-- EXTRACTED MATERIAL --

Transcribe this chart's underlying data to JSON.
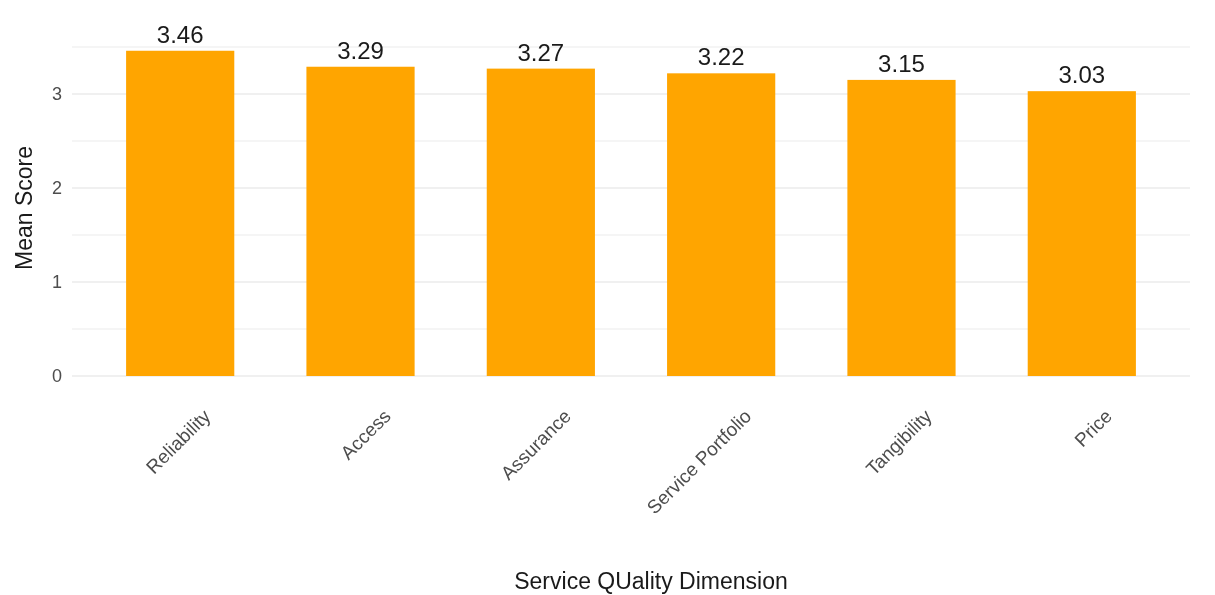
{
  "chart_data": {
    "type": "bar",
    "xlabel": "Service QUality Dimension",
    "ylabel": "Mean Score",
    "categories": [
      "Reliability",
      "Access",
      "Assurance",
      "Service Portfolio",
      "Tangibility",
      "Price"
    ],
    "values": [
      3.46,
      3.29,
      3.27,
      3.22,
      3.15,
      3.03
    ],
    "color": "#ffa500",
    "data_labels": true,
    "grid": "y",
    "ylim": [
      0,
      3.5
    ],
    "yticks": [
      0,
      {
        "value": 0.5,
        "label": null
      },
      1,
      {
        "value": 1.5,
        "label": null
      },
      2,
      {
        "value": 2.5,
        "label": null
      },
      3,
      {
        "value": 3.5,
        "label": null
      }
    ]
  }
}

-- REQUIREMENT --
Repeat the material above in full and unchanged, minus its images.

-- RESPONSE --
Transcribe this chart's underlying data to JSON.
{
  "chart_data": {
    "type": "bar",
    "xlabel": "Service QUality Dimension",
    "ylabel": "Mean Score",
    "categories": [
      "Reliability",
      "Access",
      "Assurance",
      "Service Portfolio",
      "Tangibility",
      "Price"
    ],
    "values": [
      3.46,
      3.29,
      3.27,
      3.22,
      3.15,
      3.03
    ],
    "color": "#ffa500",
    "data_labels": true,
    "grid": "y",
    "ylim": [
      0,
      3.5
    ],
    "yticks": [
      0,
      {
        "value": 0.5,
        "label": null
      },
      1,
      {
        "value": 1.5,
        "label": null
      },
      2,
      {
        "value": 2.5,
        "label": null
      },
      3,
      {
        "value": 3.5,
        "label": null
      }
    ]
  }
}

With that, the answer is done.